◆ **To be done**:
Exactly as given, repeat all of the entries.

◆ **Exercise material**:
....

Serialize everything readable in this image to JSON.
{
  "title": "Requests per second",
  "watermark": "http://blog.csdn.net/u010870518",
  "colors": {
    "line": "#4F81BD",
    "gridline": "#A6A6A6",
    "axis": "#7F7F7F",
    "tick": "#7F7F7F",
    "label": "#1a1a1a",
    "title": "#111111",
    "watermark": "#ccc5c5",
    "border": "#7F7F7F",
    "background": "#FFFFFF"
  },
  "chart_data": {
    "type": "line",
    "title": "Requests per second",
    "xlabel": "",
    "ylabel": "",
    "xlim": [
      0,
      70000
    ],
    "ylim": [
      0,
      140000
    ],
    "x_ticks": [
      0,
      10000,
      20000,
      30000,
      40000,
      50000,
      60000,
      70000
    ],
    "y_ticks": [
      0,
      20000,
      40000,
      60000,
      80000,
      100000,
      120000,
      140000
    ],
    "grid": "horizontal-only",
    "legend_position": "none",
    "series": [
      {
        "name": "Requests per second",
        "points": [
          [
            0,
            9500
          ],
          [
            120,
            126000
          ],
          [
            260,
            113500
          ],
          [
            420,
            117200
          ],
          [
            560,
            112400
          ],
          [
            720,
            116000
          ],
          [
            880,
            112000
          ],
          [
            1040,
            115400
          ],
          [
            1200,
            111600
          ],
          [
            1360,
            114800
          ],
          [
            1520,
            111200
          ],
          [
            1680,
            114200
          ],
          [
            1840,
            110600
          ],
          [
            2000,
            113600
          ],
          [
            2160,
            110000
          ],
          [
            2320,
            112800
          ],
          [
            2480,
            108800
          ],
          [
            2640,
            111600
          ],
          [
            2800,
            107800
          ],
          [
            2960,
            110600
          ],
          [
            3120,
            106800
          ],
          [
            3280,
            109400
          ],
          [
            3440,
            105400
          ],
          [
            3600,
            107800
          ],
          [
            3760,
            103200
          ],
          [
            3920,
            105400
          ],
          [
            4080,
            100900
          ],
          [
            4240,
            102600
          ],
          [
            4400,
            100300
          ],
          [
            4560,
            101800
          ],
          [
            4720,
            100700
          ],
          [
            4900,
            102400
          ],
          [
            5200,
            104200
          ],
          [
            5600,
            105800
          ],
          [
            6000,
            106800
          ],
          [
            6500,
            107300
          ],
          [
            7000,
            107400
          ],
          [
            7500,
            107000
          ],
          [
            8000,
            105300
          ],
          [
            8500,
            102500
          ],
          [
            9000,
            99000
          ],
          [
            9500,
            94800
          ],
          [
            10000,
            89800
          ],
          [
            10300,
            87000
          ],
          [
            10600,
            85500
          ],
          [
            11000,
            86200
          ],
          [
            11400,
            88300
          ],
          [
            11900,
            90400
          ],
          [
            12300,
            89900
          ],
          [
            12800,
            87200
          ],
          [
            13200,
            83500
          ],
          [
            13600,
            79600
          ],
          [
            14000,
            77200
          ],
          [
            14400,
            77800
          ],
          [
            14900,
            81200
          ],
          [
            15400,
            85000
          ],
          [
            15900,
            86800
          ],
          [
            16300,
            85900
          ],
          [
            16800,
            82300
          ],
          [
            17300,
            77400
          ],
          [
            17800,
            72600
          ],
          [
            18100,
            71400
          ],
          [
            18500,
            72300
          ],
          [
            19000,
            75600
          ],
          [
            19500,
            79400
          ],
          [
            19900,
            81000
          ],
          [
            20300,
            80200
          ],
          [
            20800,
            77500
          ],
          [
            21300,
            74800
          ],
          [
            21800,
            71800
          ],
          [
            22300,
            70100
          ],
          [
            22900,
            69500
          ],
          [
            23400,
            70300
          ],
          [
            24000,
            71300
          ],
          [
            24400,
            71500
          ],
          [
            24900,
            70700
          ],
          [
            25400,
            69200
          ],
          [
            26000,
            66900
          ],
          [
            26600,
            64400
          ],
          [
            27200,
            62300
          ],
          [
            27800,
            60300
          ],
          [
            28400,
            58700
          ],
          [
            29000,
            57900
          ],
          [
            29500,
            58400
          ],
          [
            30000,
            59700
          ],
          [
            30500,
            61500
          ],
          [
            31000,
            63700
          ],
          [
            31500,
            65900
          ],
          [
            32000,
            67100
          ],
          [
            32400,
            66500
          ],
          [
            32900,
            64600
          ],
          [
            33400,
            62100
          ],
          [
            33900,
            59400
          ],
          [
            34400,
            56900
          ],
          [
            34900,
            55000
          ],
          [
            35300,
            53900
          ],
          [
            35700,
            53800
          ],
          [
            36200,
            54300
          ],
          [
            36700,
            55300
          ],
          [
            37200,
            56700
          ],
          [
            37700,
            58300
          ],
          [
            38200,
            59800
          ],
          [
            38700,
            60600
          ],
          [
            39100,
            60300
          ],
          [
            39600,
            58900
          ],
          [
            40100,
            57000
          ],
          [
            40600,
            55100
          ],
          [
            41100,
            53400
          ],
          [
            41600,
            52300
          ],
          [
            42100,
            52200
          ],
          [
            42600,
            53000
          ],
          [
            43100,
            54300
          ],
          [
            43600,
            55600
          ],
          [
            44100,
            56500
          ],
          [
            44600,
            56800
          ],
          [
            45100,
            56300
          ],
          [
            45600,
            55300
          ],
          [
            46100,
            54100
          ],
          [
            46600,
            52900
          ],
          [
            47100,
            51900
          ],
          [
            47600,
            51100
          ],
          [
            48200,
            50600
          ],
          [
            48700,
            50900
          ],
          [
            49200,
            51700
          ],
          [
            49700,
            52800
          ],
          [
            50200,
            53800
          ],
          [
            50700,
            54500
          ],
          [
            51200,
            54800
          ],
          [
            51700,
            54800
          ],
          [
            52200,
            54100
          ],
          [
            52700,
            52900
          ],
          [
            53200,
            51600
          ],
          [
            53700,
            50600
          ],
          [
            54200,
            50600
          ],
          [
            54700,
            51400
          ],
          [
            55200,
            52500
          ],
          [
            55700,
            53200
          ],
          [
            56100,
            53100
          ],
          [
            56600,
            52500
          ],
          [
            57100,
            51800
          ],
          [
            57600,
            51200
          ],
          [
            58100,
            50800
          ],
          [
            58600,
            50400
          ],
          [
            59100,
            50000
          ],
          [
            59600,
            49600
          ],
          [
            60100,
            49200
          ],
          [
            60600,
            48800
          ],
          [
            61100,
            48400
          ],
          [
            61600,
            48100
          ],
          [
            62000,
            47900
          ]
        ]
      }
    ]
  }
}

....

◆ **Written answer**:
Serialize everything readable in this image to JSON.
{
  "title": "Requests per second",
  "watermark": "http://blog.csdn.net/u010870518",
  "colors": {
    "line": "#4F81BD",
    "gridline": "#A6A6A6",
    "axis": "#7F7F7F",
    "tick": "#7F7F7F",
    "label": "#1a1a1a",
    "title": "#111111",
    "watermark": "#ccc5c5",
    "border": "#7F7F7F",
    "background": "#FFFFFF"
  },
  "chart_data": {
    "type": "line",
    "title": "Requests per second",
    "xlabel": "",
    "ylabel": "",
    "xlim": [
      0,
      70000
    ],
    "ylim": [
      0,
      140000
    ],
    "x_ticks": [
      0,
      10000,
      20000,
      30000,
      40000,
      50000,
      60000,
      70000
    ],
    "y_ticks": [
      0,
      20000,
      40000,
      60000,
      80000,
      100000,
      120000,
      140000
    ],
    "grid": "horizontal-only",
    "legend_position": "none",
    "series": [
      {
        "name": "Requests per second",
        "points": [
          [
            0,
            9500
          ],
          [
            120,
            126000
          ],
          [
            260,
            113500
          ],
          [
            420,
            117200
          ],
          [
            560,
            112400
          ],
          [
            720,
            116000
          ],
          [
            880,
            112000
          ],
          [
            1040,
            115400
          ],
          [
            1200,
            111600
          ],
          [
            1360,
            114800
          ],
          [
            1520,
            111200
          ],
          [
            1680,
            114200
          ],
          [
            1840,
            110600
          ],
          [
            2000,
            113600
          ],
          [
            2160,
            110000
          ],
          [
            2320,
            112800
          ],
          [
            2480,
            108800
          ],
          [
            2640,
            111600
          ],
          [
            2800,
            107800
          ],
          [
            2960,
            110600
          ],
          [
            3120,
            106800
          ],
          [
            3280,
            109400
          ],
          [
            3440,
            105400
          ],
          [
            3600,
            107800
          ],
          [
            3760,
            103200
          ],
          [
            3920,
            105400
          ],
          [
            4080,
            100900
          ],
          [
            4240,
            102600
          ],
          [
            4400,
            100300
          ],
          [
            4560,
            101800
          ],
          [
            4720,
            100700
          ],
          [
            4900,
            102400
          ],
          [
            5200,
            104200
          ],
          [
            5600,
            105800
          ],
          [
            6000,
            106800
          ],
          [
            6500,
            107300
          ],
          [
            7000,
            107400
          ],
          [
            7500,
            107000
          ],
          [
            8000,
            105300
          ],
          [
            8500,
            102500
          ],
          [
            9000,
            99000
          ],
          [
            9500,
            94800
          ],
          [
            10000,
            89800
          ],
          [
            10300,
            87000
          ],
          [
            10600,
            85500
          ],
          [
            11000,
            86200
          ],
          [
            11400,
            88300
          ],
          [
            11900,
            90400
          ],
          [
            12300,
            89900
          ],
          [
            12800,
            87200
          ],
          [
            13200,
            83500
          ],
          [
            13600,
            79600
          ],
          [
            14000,
            77200
          ],
          [
            14400,
            77800
          ],
          [
            14900,
            81200
          ],
          [
            15400,
            85000
          ],
          [
            15900,
            86800
          ],
          [
            16300,
            85900
          ],
          [
            16800,
            82300
          ],
          [
            17300,
            77400
          ],
          [
            17800,
            72600
          ],
          [
            18100,
            71400
          ],
          [
            18500,
            72300
          ],
          [
            19000,
            75600
          ],
          [
            19500,
            79400
          ],
          [
            19900,
            81000
          ],
          [
            20300,
            80200
          ],
          [
            20800,
            77500
          ],
          [
            21300,
            74800
          ],
          [
            21800,
            71800
          ],
          [
            22300,
            70100
          ],
          [
            22900,
            69500
          ],
          [
            23400,
            70300
          ],
          [
            24000,
            71300
          ],
          [
            24400,
            71500
          ],
          [
            24900,
            70700
          ],
          [
            25400,
            69200
          ],
          [
            26000,
            66900
          ],
          [
            26600,
            64400
          ],
          [
            27200,
            62300
          ],
          [
            27800,
            60300
          ],
          [
            28400,
            58700
          ],
          [
            29000,
            57900
          ],
          [
            29500,
            58400
          ],
          [
            30000,
            59700
          ],
          [
            30500,
            61500
          ],
          [
            31000,
            63700
          ],
          [
            31500,
            65900
          ],
          [
            32000,
            67100
          ],
          [
            32400,
            66500
          ],
          [
            32900,
            64600
          ],
          [
            33400,
            62100
          ],
          [
            33900,
            59400
          ],
          [
            34400,
            56900
          ],
          [
            34900,
            55000
          ],
          [
            35300,
            53900
          ],
          [
            35700,
            53800
          ],
          [
            36200,
            54300
          ],
          [
            36700,
            55300
          ],
          [
            37200,
            56700
          ],
          [
            37700,
            58300
          ],
          [
            38200,
            59800
          ],
          [
            38700,
            60600
          ],
          [
            39100,
            60300
          ],
          [
            39600,
            58900
          ],
          [
            40100,
            57000
          ],
          [
            40600,
            55100
          ],
          [
            41100,
            53400
          ],
          [
            41600,
            52300
          ],
          [
            42100,
            52200
          ],
          [
            42600,
            53000
          ],
          [
            43100,
            54300
          ],
          [
            43600,
            55600
          ],
          [
            44100,
            56500
          ],
          [
            44600,
            56800
          ],
          [
            45100,
            56300
          ],
          [
            45600,
            55300
          ],
          [
            46100,
            54100
          ],
          [
            46600,
            52900
          ],
          [
            47100,
            51900
          ],
          [
            47600,
            51100
          ],
          [
            48200,
            50600
          ],
          [
            48700,
            50900
          ],
          [
            49200,
            51700
          ],
          [
            49700,
            52800
          ],
          [
            50200,
            53800
          ],
          [
            50700,
            54500
          ],
          [
            51200,
            54800
          ],
          [
            51700,
            54800
          ],
          [
            52200,
            54100
          ],
          [
            52700,
            52900
          ],
          [
            53200,
            51600
          ],
          [
            53700,
            50600
          ],
          [
            54200,
            50600
          ],
          [
            54700,
            51400
          ],
          [
            55200,
            52500
          ],
          [
            55700,
            53200
          ],
          [
            56100,
            53100
          ],
          [
            56600,
            52500
          ],
          [
            57100,
            51800
          ],
          [
            57600,
            51200
          ],
          [
            58100,
            50800
          ],
          [
            58600,
            50400
          ],
          [
            59100,
            50000
          ],
          [
            59600,
            49600
          ],
          [
            60100,
            49200
          ],
          [
            60600,
            48800
          ],
          [
            61100,
            48400
          ],
          [
            61600,
            48100
          ],
          [
            62000,
            47900
          ]
        ]
      }
    ]
  }
}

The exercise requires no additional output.